### [WHAT YOU SHOULD DO]
Rewrite the records from the line containing "Patent image size: (1270, 842)." through the line containing "The lower transport surface 21", substituting "distribution conveyor" for "distributing conveyor" and leaving everything else unchanged.

Items listed in a dataset
· · ·

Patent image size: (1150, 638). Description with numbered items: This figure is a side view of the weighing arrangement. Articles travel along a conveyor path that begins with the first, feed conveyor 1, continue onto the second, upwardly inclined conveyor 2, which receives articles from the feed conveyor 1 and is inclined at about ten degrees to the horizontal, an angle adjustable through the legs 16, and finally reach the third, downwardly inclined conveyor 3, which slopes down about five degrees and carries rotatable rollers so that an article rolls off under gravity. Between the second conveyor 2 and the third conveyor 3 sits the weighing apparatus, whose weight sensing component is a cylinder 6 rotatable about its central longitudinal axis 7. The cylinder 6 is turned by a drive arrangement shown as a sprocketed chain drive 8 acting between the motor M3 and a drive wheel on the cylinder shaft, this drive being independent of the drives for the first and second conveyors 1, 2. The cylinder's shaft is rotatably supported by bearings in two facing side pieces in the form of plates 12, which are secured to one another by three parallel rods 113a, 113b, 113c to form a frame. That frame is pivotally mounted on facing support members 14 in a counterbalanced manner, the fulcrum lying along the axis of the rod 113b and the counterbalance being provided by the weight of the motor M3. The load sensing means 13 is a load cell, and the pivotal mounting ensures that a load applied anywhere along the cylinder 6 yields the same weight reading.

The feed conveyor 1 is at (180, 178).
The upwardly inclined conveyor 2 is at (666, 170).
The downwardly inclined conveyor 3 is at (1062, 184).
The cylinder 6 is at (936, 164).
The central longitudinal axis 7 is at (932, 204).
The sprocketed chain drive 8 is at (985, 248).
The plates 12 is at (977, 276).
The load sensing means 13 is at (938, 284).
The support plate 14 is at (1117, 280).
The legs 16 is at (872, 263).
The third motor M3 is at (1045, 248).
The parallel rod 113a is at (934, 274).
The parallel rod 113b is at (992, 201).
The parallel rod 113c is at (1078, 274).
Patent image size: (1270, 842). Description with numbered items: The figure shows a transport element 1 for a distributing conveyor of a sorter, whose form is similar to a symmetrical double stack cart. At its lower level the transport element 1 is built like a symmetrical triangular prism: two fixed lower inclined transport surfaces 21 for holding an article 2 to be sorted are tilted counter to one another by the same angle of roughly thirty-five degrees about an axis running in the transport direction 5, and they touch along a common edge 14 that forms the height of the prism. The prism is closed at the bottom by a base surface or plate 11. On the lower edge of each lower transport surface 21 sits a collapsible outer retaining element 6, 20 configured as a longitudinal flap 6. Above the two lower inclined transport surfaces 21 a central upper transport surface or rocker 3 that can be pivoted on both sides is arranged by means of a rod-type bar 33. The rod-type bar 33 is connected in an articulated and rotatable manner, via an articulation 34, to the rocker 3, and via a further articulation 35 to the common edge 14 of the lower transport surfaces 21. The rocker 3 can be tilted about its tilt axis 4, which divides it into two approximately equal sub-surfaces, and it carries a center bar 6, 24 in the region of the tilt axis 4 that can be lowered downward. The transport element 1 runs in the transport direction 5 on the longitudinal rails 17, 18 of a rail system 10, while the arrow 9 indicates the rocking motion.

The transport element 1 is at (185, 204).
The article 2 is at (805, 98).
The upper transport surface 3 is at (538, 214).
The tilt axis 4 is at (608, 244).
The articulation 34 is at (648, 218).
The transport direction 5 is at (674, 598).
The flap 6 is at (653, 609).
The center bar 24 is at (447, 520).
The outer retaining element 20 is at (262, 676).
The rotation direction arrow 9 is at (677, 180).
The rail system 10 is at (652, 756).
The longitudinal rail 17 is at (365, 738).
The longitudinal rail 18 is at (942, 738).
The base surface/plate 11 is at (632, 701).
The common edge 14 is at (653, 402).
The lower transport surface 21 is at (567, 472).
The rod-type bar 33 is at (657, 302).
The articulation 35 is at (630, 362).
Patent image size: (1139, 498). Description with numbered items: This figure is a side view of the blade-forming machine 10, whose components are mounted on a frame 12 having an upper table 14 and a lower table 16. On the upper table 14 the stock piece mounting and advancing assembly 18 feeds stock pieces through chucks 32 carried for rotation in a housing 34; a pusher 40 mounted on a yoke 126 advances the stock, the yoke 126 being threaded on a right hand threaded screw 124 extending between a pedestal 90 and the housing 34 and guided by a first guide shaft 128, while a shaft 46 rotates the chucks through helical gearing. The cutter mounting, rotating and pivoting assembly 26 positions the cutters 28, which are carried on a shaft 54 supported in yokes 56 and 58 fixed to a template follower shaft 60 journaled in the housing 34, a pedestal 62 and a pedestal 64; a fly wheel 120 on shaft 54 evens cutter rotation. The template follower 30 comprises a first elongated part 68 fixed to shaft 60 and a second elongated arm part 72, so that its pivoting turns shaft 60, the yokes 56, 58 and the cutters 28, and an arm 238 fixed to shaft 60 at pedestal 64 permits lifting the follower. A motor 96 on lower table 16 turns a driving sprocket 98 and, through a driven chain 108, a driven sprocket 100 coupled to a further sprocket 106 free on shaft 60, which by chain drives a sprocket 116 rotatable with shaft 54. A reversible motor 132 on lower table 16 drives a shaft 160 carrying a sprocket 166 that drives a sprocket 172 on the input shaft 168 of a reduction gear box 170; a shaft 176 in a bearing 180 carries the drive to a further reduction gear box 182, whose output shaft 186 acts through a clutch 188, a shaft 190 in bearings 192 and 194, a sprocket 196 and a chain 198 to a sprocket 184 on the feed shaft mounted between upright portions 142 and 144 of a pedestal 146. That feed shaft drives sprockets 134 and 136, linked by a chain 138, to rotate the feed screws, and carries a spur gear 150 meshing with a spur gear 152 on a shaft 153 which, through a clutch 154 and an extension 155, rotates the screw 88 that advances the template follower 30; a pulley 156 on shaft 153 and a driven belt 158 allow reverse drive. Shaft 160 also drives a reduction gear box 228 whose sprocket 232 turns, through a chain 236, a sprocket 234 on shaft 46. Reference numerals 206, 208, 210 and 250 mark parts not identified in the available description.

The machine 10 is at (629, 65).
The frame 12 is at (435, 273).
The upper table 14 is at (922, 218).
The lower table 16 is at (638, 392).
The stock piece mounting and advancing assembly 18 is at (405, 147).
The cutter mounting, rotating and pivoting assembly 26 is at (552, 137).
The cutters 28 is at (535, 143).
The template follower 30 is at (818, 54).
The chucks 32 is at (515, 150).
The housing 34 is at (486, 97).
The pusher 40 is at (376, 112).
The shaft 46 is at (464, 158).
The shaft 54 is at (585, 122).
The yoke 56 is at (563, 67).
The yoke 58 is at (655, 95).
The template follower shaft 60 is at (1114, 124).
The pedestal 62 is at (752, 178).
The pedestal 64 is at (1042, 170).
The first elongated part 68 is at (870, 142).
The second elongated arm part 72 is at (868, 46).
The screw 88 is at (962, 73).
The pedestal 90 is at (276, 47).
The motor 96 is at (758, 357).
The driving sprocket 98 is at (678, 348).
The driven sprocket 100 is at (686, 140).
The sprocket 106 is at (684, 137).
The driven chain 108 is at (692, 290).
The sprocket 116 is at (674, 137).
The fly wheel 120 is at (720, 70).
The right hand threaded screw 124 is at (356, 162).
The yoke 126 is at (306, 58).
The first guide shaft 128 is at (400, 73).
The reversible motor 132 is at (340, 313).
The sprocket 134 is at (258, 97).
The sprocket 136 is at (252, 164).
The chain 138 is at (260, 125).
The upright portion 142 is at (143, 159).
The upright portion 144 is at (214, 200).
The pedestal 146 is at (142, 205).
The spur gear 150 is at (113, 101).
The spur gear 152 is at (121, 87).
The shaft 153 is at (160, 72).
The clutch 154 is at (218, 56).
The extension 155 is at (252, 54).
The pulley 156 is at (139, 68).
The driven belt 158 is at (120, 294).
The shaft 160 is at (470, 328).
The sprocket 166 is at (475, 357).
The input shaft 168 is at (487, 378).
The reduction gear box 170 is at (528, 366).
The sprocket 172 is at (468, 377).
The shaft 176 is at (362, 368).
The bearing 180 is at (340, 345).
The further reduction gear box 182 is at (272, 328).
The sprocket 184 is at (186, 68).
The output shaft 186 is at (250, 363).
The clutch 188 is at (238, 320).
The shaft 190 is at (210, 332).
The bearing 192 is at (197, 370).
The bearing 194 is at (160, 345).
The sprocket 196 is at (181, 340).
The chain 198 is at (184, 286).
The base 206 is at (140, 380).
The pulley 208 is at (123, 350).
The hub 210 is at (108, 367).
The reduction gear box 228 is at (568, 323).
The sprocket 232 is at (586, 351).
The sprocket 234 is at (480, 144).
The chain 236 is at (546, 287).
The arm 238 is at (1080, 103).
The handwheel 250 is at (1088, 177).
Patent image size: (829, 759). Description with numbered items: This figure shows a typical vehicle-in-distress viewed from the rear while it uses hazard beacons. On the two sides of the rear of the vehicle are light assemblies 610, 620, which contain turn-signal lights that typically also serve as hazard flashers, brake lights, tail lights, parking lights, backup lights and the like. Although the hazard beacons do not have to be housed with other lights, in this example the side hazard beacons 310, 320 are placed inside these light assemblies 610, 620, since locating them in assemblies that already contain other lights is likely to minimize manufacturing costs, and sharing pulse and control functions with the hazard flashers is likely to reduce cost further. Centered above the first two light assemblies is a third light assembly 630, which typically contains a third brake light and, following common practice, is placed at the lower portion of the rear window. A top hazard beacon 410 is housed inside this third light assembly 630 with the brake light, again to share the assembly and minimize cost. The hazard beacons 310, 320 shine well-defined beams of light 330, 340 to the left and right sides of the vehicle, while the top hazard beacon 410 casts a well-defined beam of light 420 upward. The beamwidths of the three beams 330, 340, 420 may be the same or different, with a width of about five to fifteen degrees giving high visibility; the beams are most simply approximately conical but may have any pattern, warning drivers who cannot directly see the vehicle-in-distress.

· · ·

### [RESPONSE TO THE EXERCISE]
Patent image size: (1270, 842). Description with numbered items: The figure shows a transport element 1 for a distribution conveyor of a sorter, whose form is similar to a symmetrical double stack cart. At its lower level the transport element 1 is built like a symmetrical triangular prism: two fixed lower inclined transport surfaces 21 for holding an article 2 to be sorted are tilted counter to one another by the same angle of roughly thirty-five degrees about an axis running in the transport direction 5, and they touch along a common edge 14 that forms the height of the prism. The prism is closed at the bottom by a base surface or plate 11. On the lower edge of each lower transport surface 21 sits a collapsible outer retaining element 6, 20 configured as a longitudinal flap 6. Above the two lower inclined transport surfaces 21 a central upper transport surface or rocker 3 that can be pivoted on both sides is arranged by means of a rod-type bar 33. The rod-type bar 33 is connected in an articulated and rotatable manner, via an articulation 34, to the rocker 3, and via a further articulation 35 to the common edge 14 of the lower transport surfaces 21. The rocker 3 can be tilted about its tilt axis 4, which divides it into two approximately equal sub-surfaces, and it carries a center bar 6, 24 in the region of the tilt axis 4 that can be lowered downward. The transport element 1 runs in the transport direction 5 on the longitudinal rails 17, 18 of a rail system 10, while the arrow 9 indicates the rocking motion.

The transport element 1 is at (185, 204).
The article 2 is at (805, 98).
The upper transport surface 3 is at (538, 214).
The tilt axis 4 is at (608, 244).
The articulation 34 is at (648, 218).
The transport direction 5 is at (674, 598).
The flap 6 is at (653, 609).
The center bar 24 is at (447, 520).
The outer retaining element 20 is at (262, 676).
The rotation direction arrow 9 is at (677, 180).
The rail system 10 is at (652, 756).
The longitudinal rail 17 is at (365, 738).
The longitudinal rail 18 is at (942, 738).
The base surface/plate 11 is at (632, 701).
The common edge 14 is at (653, 402).
The lower transport surface 21 is at (567, 472).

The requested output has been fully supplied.